(AIM)
Find the lines of data that contain the string "storia", then list them.

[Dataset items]
[BEGIN]
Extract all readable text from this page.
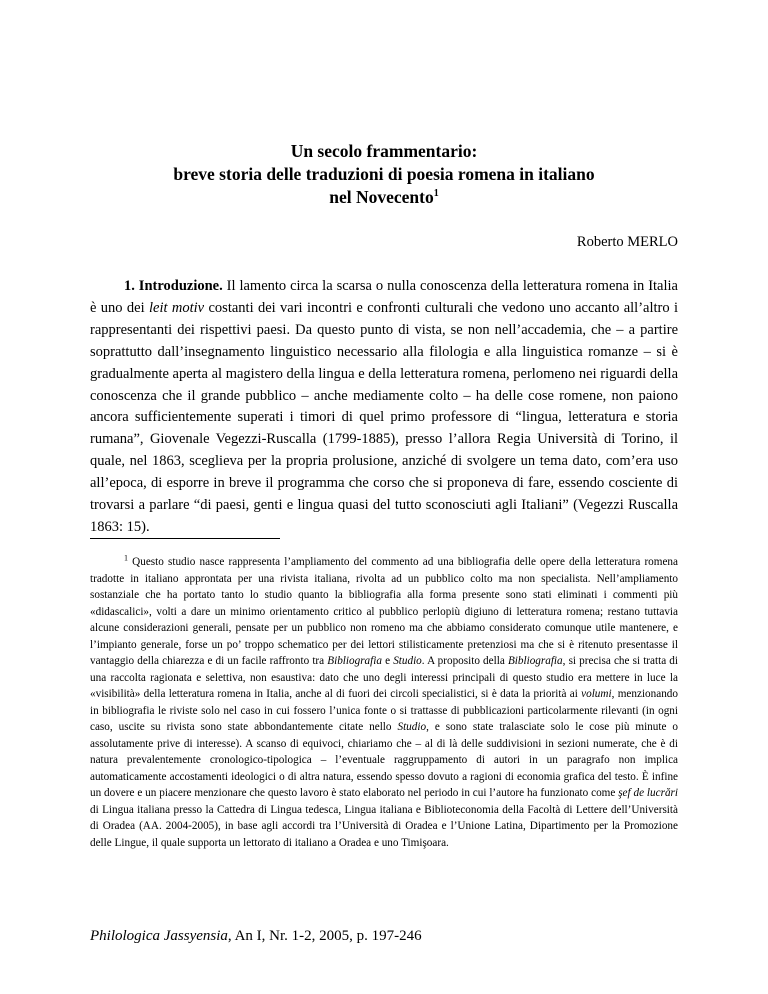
Un secolo frammentario:
breve storia delle traduzioni di poesia romena in italiano
nel Novecento$^1$
Roberto MERLO

1. Introduzione. Il lamento circa la scarsa o nulla conoscenza della letteratura romena in Italia è uno dei leit motiv costanti dei vari incontri e confronti culturali che vedono uno accanto all’altro i rappresentanti dei rispettivi paesi. Da questo punto di vista, se non nell’accademia, che – a partire soprattutto dall’insegnamento linguistico necessario alla filologia e alla linguistica romanze – si è gradualmente aperta al magistero della lingua e della letteratura romena, perlomeno nei riguardi della conoscenza che il grande pubblico – anche mediamente colto – ha delle cose romene, non paiono ancora sufficientemente superati i timori di quel primo professore di “lingua, letteratura e storia rumana”, Giovenale Vegezzi-Ruscalla (1799-1885), presso l’allora Regia Università di Torino, il quale, nel 1863, sceglieva per la propria prolusione, anziché di svolgere un tema dato, com’era uso all’epoca, di esporre in breve il programma che corso che si proponeva di fare, essendo cosciente di trovarsi a parlare “di paesi, genti e lingua quasi del tutto sconosciuti agli Italiani” (Vegezzi Ruscalla 1863: 15).

$^1$ Questo studio nasce rappresenta l’ampliamento del commento ad una bibliografia delle opere della letteratura romena tradotte in italiano approntata per una rivista italiana, rivolta ad un pubblico colto ma non specialista. Nell’ampliamento sostanziale che ha portato tanto lo studio quanto la bibliografia alla forma presente sono stati eliminati i commenti più «didascalici», volti a dare un minimo orientamento critico al pubblico perlopiù digiuno di letteratura romena; restano tuttavia alcune considerazioni generali, pensate per un pubblico non romeno ma che abbiamo considerato comunque utile mantenere, e l’impianto generale, forse un po’ troppo schematico per dei lettori stilisticamente pretenziosi ma che si è ritenuto presentasse il vantaggio della chiarezza e di un facile raffronto tra Bibliografia e Studio. A proposito della Bibliografia, si precisa che si tratta di una raccolta ragionata e selettiva, non esaustiva: dato che uno degli interessi principali di questo studio era mettere in luce la «visibilità» della letteratura romena in Italia, anche al di fuori dei circoli specialistici, si è data la priorità ai volumi, menzionando in bibliografia le riviste solo nel caso in cui fossero l’unica fonte o si trattasse di pubblicazioni particolarmente rilevanti (in ogni caso, uscite su rivista sono state abbondantemente citate nello Studio, e sono state tralasciate solo le cose più minute o assolutamente prive di interesse). A scanso di equivoci, chiariamo che – al di là delle suddivisioni in sezioni numerate, che è di natura prevalentemente cronologico-tipologica – l’eventuale raggruppamento di autori in un paragrafo non implica automaticamente accostamenti ideologici o di altra natura, essendo spesso dovuto a ragioni di economia grafica del testo. È infine un dovere e un piacere menzionare che questo lavoro è stato elaborato nel periodo in cui l’autore ha funzionato come şef de lucrări di Lingua italiana presso la Cattedra di Lingua tedesca, Lingua italiana e Biblioteconomia della Facoltà di Lettere dell’Università di Oradea (AA. 2004-2005), in base agli accordi tra l’Università di Oradea e l’Unione Latina, Dipartimento per la Promozione delle Lingue, il quale supporta un lettorato di italiano a Oradea e uno Timişoara.

Philologica Jassyensia, An I, Nr. 1-2, 2005, p. 197-246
[END]
(SOLVED EXERCISE)
breve storia delle traduzioni di poesia romena in italiano
1. Introduzione. Il lamento circa la scarsa o nulla conoscenza della letteratura romena in Italia è uno dei leit motiv costanti dei vari incontri e confronti culturali che vedono uno accanto all’altro i rappresentanti dei rispettivi paesi. Da questo punto di vista, se non nell’accademia, che – a partire soprattutto dall’insegnamento linguistico necessario alla filologia e alla linguistica romanze – si è gradualmente aperta al magistero della lingua e della letteratura romena, perlomeno nei riguardi della conoscenza che il grande pubblico – anche mediamente colto – ha delle cose romene, non paiono ancora sufficientemente superati i timori di quel primo professore di “lingua, letteratura e storia rumana”, Giovenale Vegezzi-Ruscalla (1799-1885), presso l’allora Regia Università di Torino, il quale, nel 1863, sceglieva per la propria prolusione, anziché di svolgere un tema dato, com’era uso all’epoca, di esporre in breve il programma che corso che si proponeva di fare, essendo cosciente di trovarsi a parlare “di paesi, genti e lingua quasi del tutto sconosciuti agli Italiani” (Vegezzi Ruscalla 1863: 15).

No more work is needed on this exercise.